(Dataset records)
__________________________________________________

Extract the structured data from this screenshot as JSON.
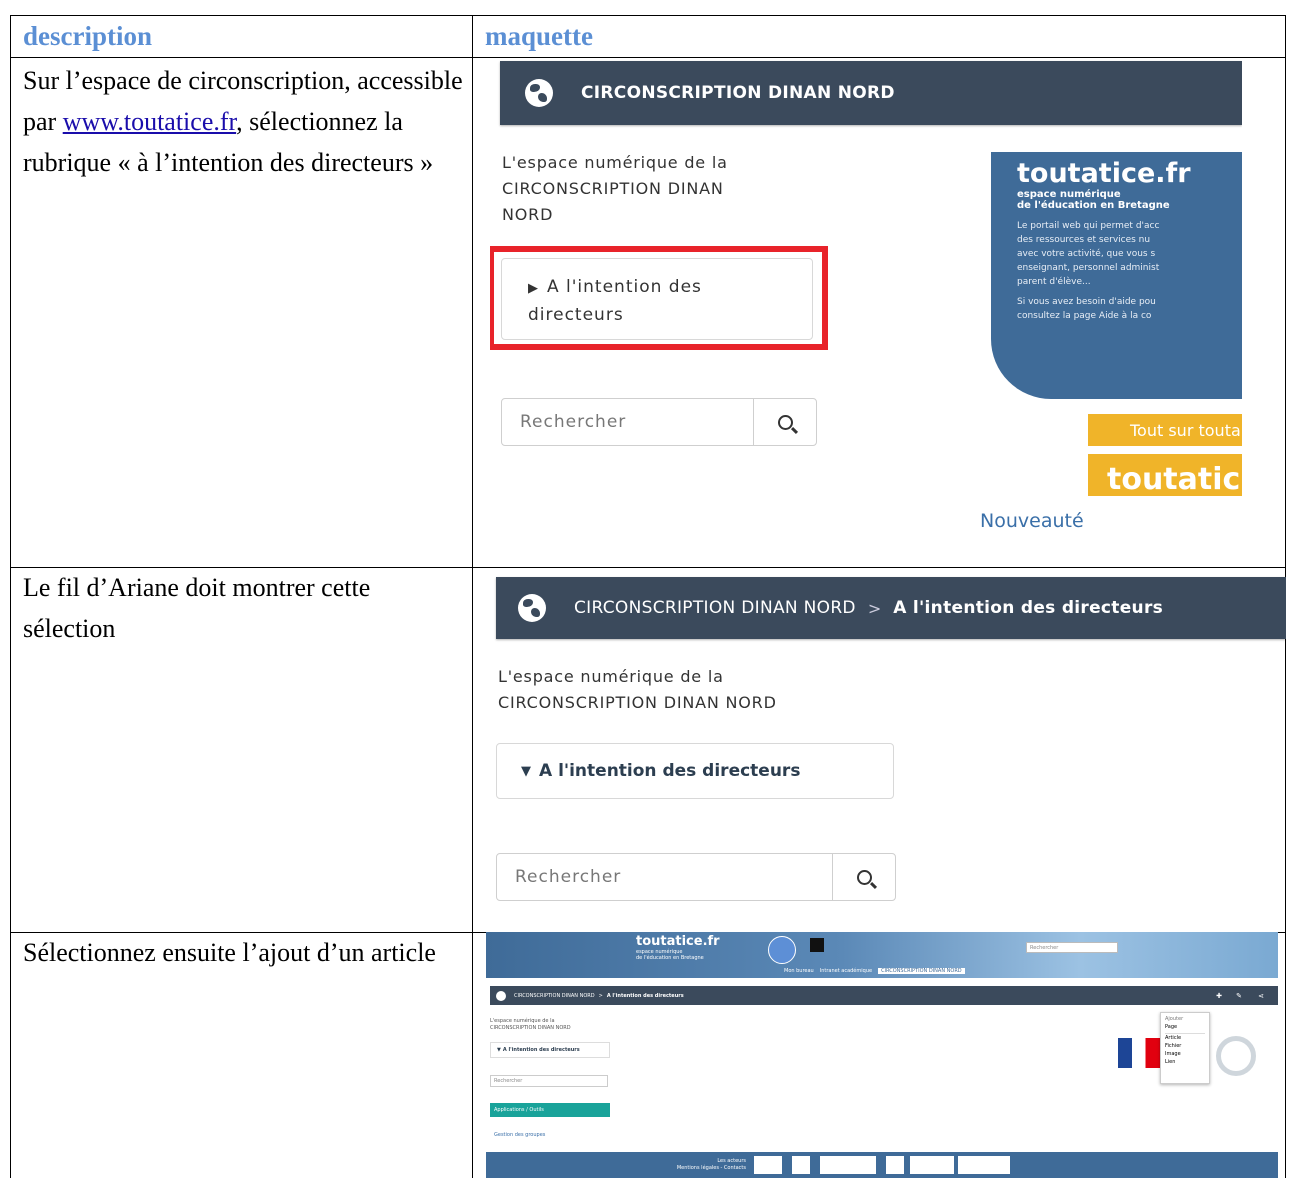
{
  "table": {
    "headers": {
      "description": "description",
      "maquette": "maquette"
    },
    "rows": [
      {
        "desc_before_link": "Sur l’espace de circonscription, accessible par ",
        "desc_link": "www.toutatice.fr",
        "desc_after_link": ", sélectionnez la rubrique « à l’intention des directeurs »"
      },
      {
        "desc": "Le fil d’Ariane doit montrer cette sélection"
      },
      {
        "desc": "Sélectionnez ensuite l’ajout d’un article"
      }
    ]
  },
  "mock1": {
    "nav_title": "CIRCONSCRIPTION DINAN NORD",
    "intro_line1": "L'espace numérique de la",
    "intro_line2": "CIRCONSCRIPTION DINAN",
    "intro_line3": "NORD",
    "menu_line1": "A l'intention des",
    "menu_line2": "directeurs",
    "search_placeholder": "Rechercher",
    "promo_title": "toutatice.fr",
    "promo_sub1": "espace numérique",
    "promo_sub2": "de l'éducation en Bretagne",
    "promo_p1": "Le portail web qui permet d'acc",
    "promo_p2": "des ressources et services nu",
    "promo_p3": "avec votre activité, que vous s",
    "promo_p4": "enseignant, personnel administ",
    "promo_p5": "parent d'élève...",
    "promo_p6": "Si vous avez besoin d'aide pou",
    "promo_p7": "consultez la page Aide à la co",
    "tout_sur": "Tout sur touta",
    "banner": "toutatic",
    "nouveaute": "Nouveauté",
    "highlight_color": "#e8232a"
  },
  "mock2": {
    "crumb_root": "CIRCONSCRIPTION DINAN NORD",
    "crumb_sep": ">",
    "crumb_current": "A l'intention des directeurs",
    "intro_line1": "L'espace numérique de la",
    "intro_line2": "CIRCONSCRIPTION DINAN NORD",
    "menu_label": "A l'intention des directeurs",
    "search_placeholder": "Rechercher"
  },
  "mock3": {
    "header_title": "toutatice.fr",
    "header_sub1": "espace numérique",
    "header_sub2": "de l'éducation en Bretagne",
    "search_placeholder": "Rechercher",
    "tabs": [
      "Mon bureau",
      "Intranet académique",
      "CIRCONSCRIPTION DINAN NORD"
    ],
    "crumb_root": "CIRCONSCRIPTION DINAN NORD",
    "crumb_sep": ">",
    "crumb_current": "A l'intention des directeurs",
    "intro_line1": "L'espace numérique de la",
    "intro_line2": "CIRCONSCRIPTION DINAN NORD",
    "menu_label": "A l'intention des directeurs",
    "apps_label": "Applications / Outils",
    "groups_label": "Gestion des groupes",
    "dropdown_title": "Ajouter",
    "dropdown_items": [
      "Page",
      "Article",
      "Fichier",
      "Image",
      "Lien"
    ],
    "footer_line1": "Les acteurs",
    "footer_line2": "Mentions légales - Contacts"
  }
}
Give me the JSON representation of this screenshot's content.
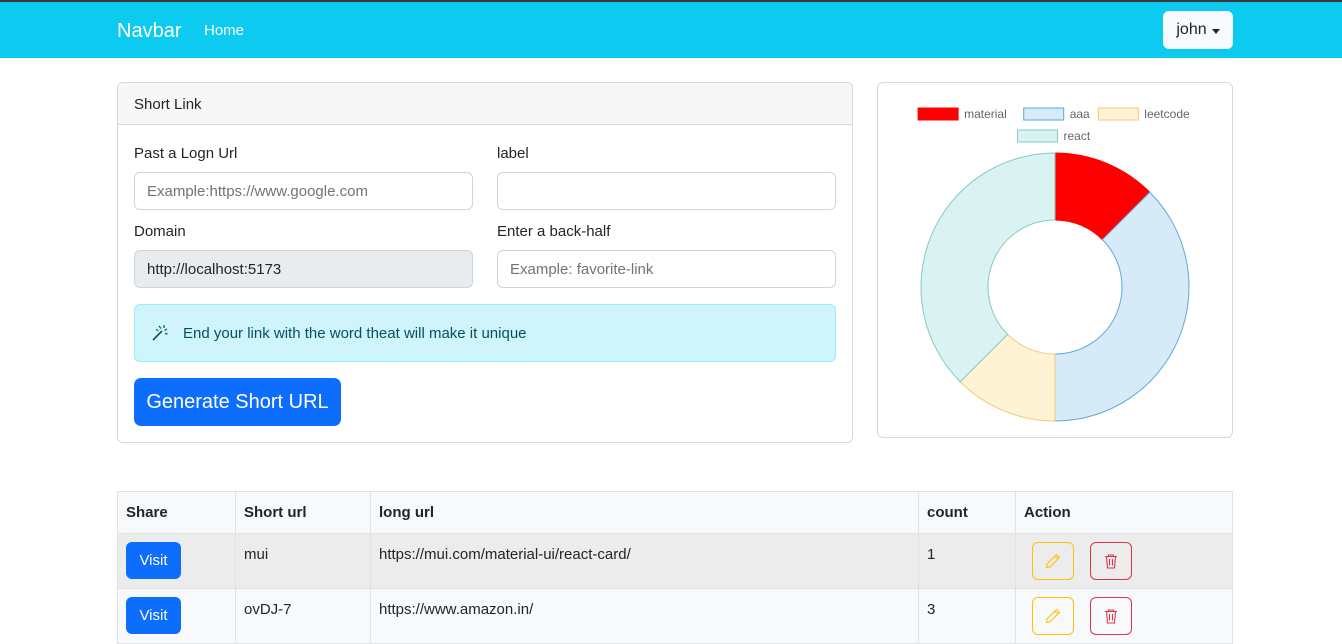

__________________________________________________

#### WRITTEN INSTRUCTION:
Skip the images and write out the rest of the listing exactly.

#### OUTPUT OF THE EXERCISE:
Extract the structured data from this screenshot as JSON.
{
  "table": {
    "headers": {
      "description": "description",
      "maquette": "maquette"
    },
    "rows": [
      {
        "desc_before_link": "Sur l’espace de circonscription, accessible par ",
        "desc_link": "www.toutatice.fr",
        "desc_after_link": ", sélectionnez la rubrique « à l’intention des directeurs »"
      },
      {
        "desc": "Le fil d’Ariane doit montrer cette sélection"
      },
      {
        "desc": "Sélectionnez ensuite l’ajout d’un article"
      }
    ]
  },
  "mock1": {
    "nav_title": "CIRCONSCRIPTION DINAN NORD",
    "intro_line1": "L'espace numérique de la",
    "intro_line2": "CIRCONSCRIPTION DINAN",
    "intro_line3": "NORD",
    "menu_line1": "A l'intention des",
    "menu_line2": "directeurs",
    "search_placeholder": "Rechercher",
    "promo_title": "toutatice.fr",
    "promo_sub1": "espace numérique",
    "promo_sub2": "de l'éducation en Bretagne",
    "promo_p1": "Le portail web qui permet d'acc",
    "promo_p2": "des ressources et services nu",
    "promo_p3": "avec votre activité, que vous s",
    "promo_p4": "enseignant, personnel administ",
    "promo_p5": "parent d'élève...",
    "promo_p6": "Si vous avez besoin d'aide pou",
    "promo_p7": "consultez la page Aide à la co",
    "tout_sur": "Tout sur touta",
    "banner": "toutatic",
    "nouveaute": "Nouveauté",
    "highlight_color": "#e8232a"
  },
  "mock2": {
    "crumb_root": "CIRCONSCRIPTION DINAN NORD",
    "crumb_sep": ">",
    "crumb_current": "A l'intention des directeurs",
    "intro_line1": "L'espace numérique de la",
    "intro_line2": "CIRCONSCRIPTION DINAN NORD",
    "menu_label": "A l'intention des directeurs",
    "search_placeholder": "Rechercher"
  },
  "mock3": {
    "header_title": "toutatice.fr",
    "header_sub1": "espace numérique",
    "header_sub2": "de l'éducation en Bretagne",
    "search_placeholder": "Rechercher",
    "tabs": [
      "Mon bureau",
      "Intranet académique",
      "CIRCONSCRIPTION DINAN NORD"
    ],
    "crumb_root": "CIRCONSCRIPTION DINAN NORD",
    "crumb_sep": ">",
    "crumb_current": "A l'intention des directeurs",
    "intro_line1": "L'espace numérique de la",
    "intro_line2": "CIRCONSCRIPTION DINAN NORD",
    "menu_label": "A l'intention des directeurs",
    "apps_label": "Applications / Outils",
    "groups_label": "Gestion des groupes",
    "dropdown_title": "Ajouter",
    "dropdown_items": [
      "Page",
      "Article",
      "Fichier",
      "Image",
      "Lien"
    ],
    "footer_line1": "Les acteurs",
    "footer_line2": "Mentions légales - Contacts"
  }
}
Give me the JSON representation of this screenshot's content.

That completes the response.